WHAT TO DO. Please retype every entry as written, and keep the pictures out.

[Records contained in a dataset]
**********

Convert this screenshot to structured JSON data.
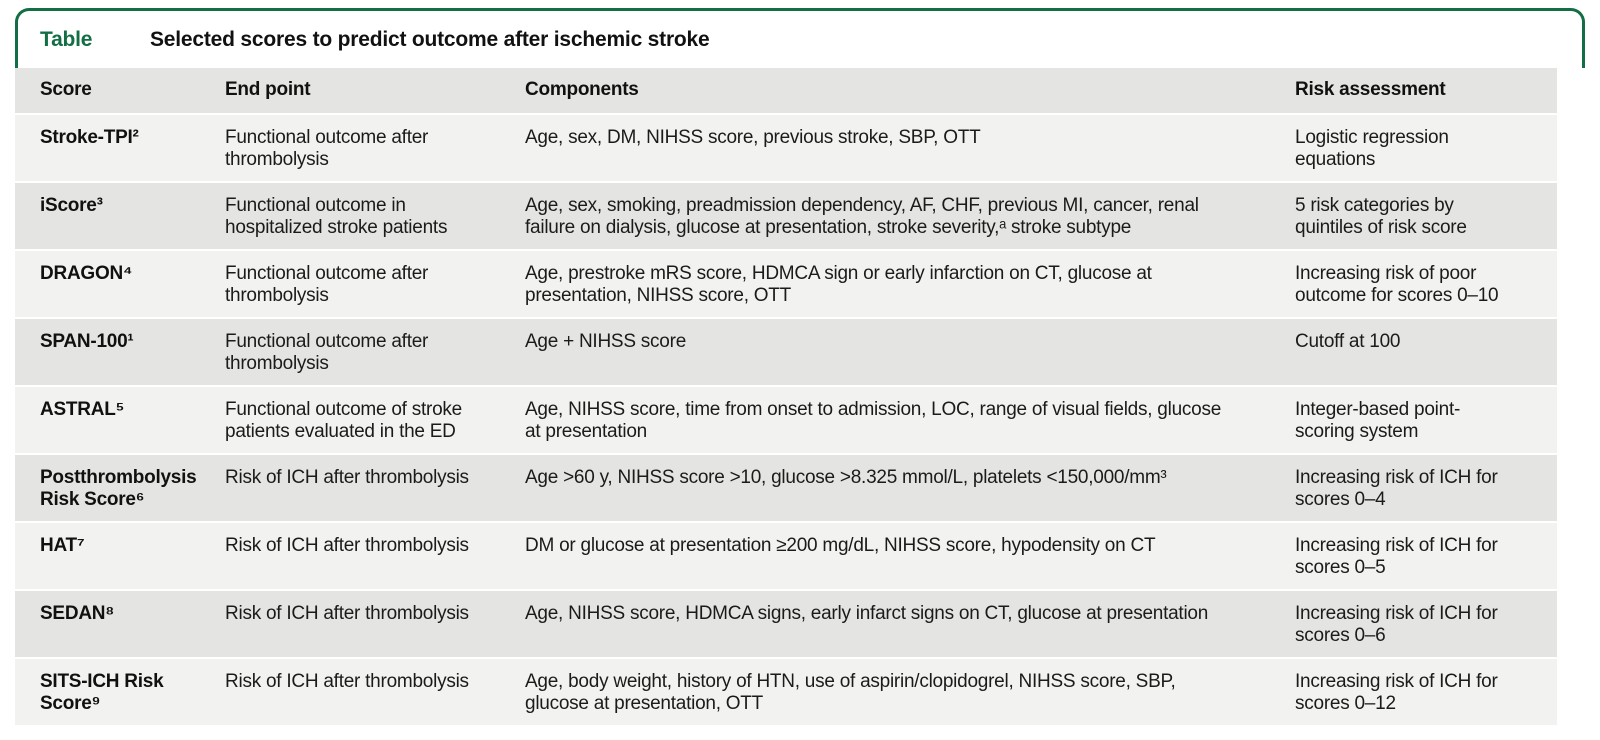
{
  "colors": {
    "accent_green": "#146e45",
    "row_light": "#f2f2f0",
    "row_dark": "#e4e4e2",
    "text": "#1b1b1b"
  },
  "title_bar": {
    "label": "Table",
    "title": "Selected scores to predict outcome after ischemic stroke"
  },
  "table": {
    "columns": [
      "Score",
      "End point",
      "Components",
      "Risk assessment"
    ],
    "rows": [
      {
        "score": "Stroke-TPI²",
        "end_point": "Functional outcome after\nthrombolysis",
        "components": "Age, sex, DM, NIHSS score, previous stroke, SBP, OTT",
        "risk": "Logistic regression\nequations"
      },
      {
        "score": "iScore³",
        "end_point": "Functional outcome in\nhospitalized stroke patients",
        "components": "Age, sex, smoking, preadmission dependency, AF, CHF, previous MI, cancer, renal\nfailure on dialysis, glucose at presentation, stroke severity,ᵃ stroke subtype",
        "risk": "5 risk categories by\nquintiles of risk score"
      },
      {
        "score": "DRAGON⁴",
        "end_point": "Functional outcome after\nthrombolysis",
        "components": "Age, prestroke mRS score, HDMCA sign or early infarction on CT, glucose at\npresentation, NIHSS score, OTT",
        "risk": "Increasing risk of poor\noutcome for scores 0–10"
      },
      {
        "score": "SPAN-100¹",
        "end_point": "Functional outcome after\nthrombolysis",
        "components": "Age + NIHSS score",
        "risk": "Cutoff at 100"
      },
      {
        "score": "ASTRAL⁵",
        "end_point": "Functional outcome of stroke\npatients evaluated in the ED",
        "components": "Age, NIHSS score, time from onset to admission, LOC, range of visual fields, glucose\nat presentation",
        "risk": "Integer-based point-\nscoring system"
      },
      {
        "score": "Postthrombolysis\nRisk Score⁶",
        "end_point": "Risk of ICH after thrombolysis",
        "components": "Age >60 y, NIHSS score >10, glucose >8.325 mmol/L, platelets <150,000/mm³",
        "risk": "Increasing risk of ICH for\nscores 0–4"
      },
      {
        "score": "HAT⁷",
        "end_point": "Risk of ICH after thrombolysis",
        "components": "DM or glucose at presentation ≥200 mg/dL, NIHSS score, hypodensity on CT",
        "risk": "Increasing risk of ICH for\nscores 0–5"
      },
      {
        "score": "SEDAN⁸",
        "end_point": "Risk of ICH after thrombolysis",
        "components": "Age, NIHSS score, HDMCA signs, early infarct signs on CT, glucose at presentation",
        "risk": "Increasing risk of ICH for\nscores 0–6"
      },
      {
        "score": "SITS-ICH Risk\nScore⁹",
        "end_point": "Risk of ICH after thrombolysis",
        "components": "Age, body weight, history of HTN, use of aspirin/clopidogrel, NIHSS score, SBP,\nglucose at presentation, OTT",
        "risk": "Increasing risk of ICH for\nscores 0–12"
      }
    ]
  }
}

**********

RESPONSE.
Convert this screenshot to structured JSON data.
{
  "colors": {
    "accent_green": "#146e45",
    "row_light": "#f2f2f0",
    "row_dark": "#e4e4e2",
    "text": "#1b1b1b"
  },
  "title_bar": {
    "label": "Table",
    "title": "Selected scores to predict outcome after ischemic stroke"
  },
  "table": {
    "columns": [
      "Score",
      "End point",
      "Components",
      "Risk assessment"
    ],
    "rows": [
      {
        "score": "Stroke-TPI²",
        "end_point": "Functional outcome after\nthrombolysis",
        "components": "Age, sex, DM, NIHSS score, previous stroke, SBP, OTT",
        "risk": "Logistic regression\nequations"
      },
      {
        "score": "iScore³",
        "end_point": "Functional outcome in\nhospitalized stroke patients",
        "components": "Age, sex, smoking, preadmission dependency, AF, CHF, previous MI, cancer, renal\nfailure on dialysis, glucose at presentation, stroke severity,ᵃ stroke subtype",
        "risk": "5 risk categories by\nquintiles of risk score"
      },
      {
        "score": "DRAGON⁴",
        "end_point": "Functional outcome after\nthrombolysis",
        "components": "Age, prestroke mRS score, HDMCA sign or early infarction on CT, glucose at\npresentation, NIHSS score, OTT",
        "risk": "Increasing risk of poor\noutcome for scores 0–10"
      },
      {
        "score": "SPAN-100¹",
        "end_point": "Functional outcome after\nthrombolysis",
        "components": "Age + NIHSS score",
        "risk": "Cutoff at 100"
      },
      {
        "score": "ASTRAL⁵",
        "end_point": "Functional outcome of stroke\npatients evaluated in the ED",
        "components": "Age, NIHSS score, time from onset to admission, LOC, range of visual fields, glucose\nat presentation",
        "risk": "Integer-based point-\nscoring system"
      },
      {
        "score": "Postthrombolysis\nRisk Score⁶",
        "end_point": "Risk of ICH after thrombolysis",
        "components": "Age >60 y, NIHSS score >10, glucose >8.325 mmol/L, platelets <150,000/mm³",
        "risk": "Increasing risk of ICH for\nscores 0–4"
      },
      {
        "score": "HAT⁷",
        "end_point": "Risk of ICH after thrombolysis",
        "components": "DM or glucose at presentation ≥200 mg/dL, NIHSS score, hypodensity on CT",
        "risk": "Increasing risk of ICH for\nscores 0–5"
      },
      {
        "score": "SEDAN⁸",
        "end_point": "Risk of ICH after thrombolysis",
        "components": "Age, NIHSS score, HDMCA signs, early infarct signs on CT, glucose at presentation",
        "risk": "Increasing risk of ICH for\nscores 0–6"
      },
      {
        "score": "SITS-ICH Risk\nScore⁹",
        "end_point": "Risk of ICH after thrombolysis",
        "components": "Age, body weight, history of HTN, use of aspirin/clopidogrel, NIHSS score, SBP,\nglucose at presentation, OTT",
        "risk": "Increasing risk of ICH for\nscores 0–12"
      }
    ]
  }
}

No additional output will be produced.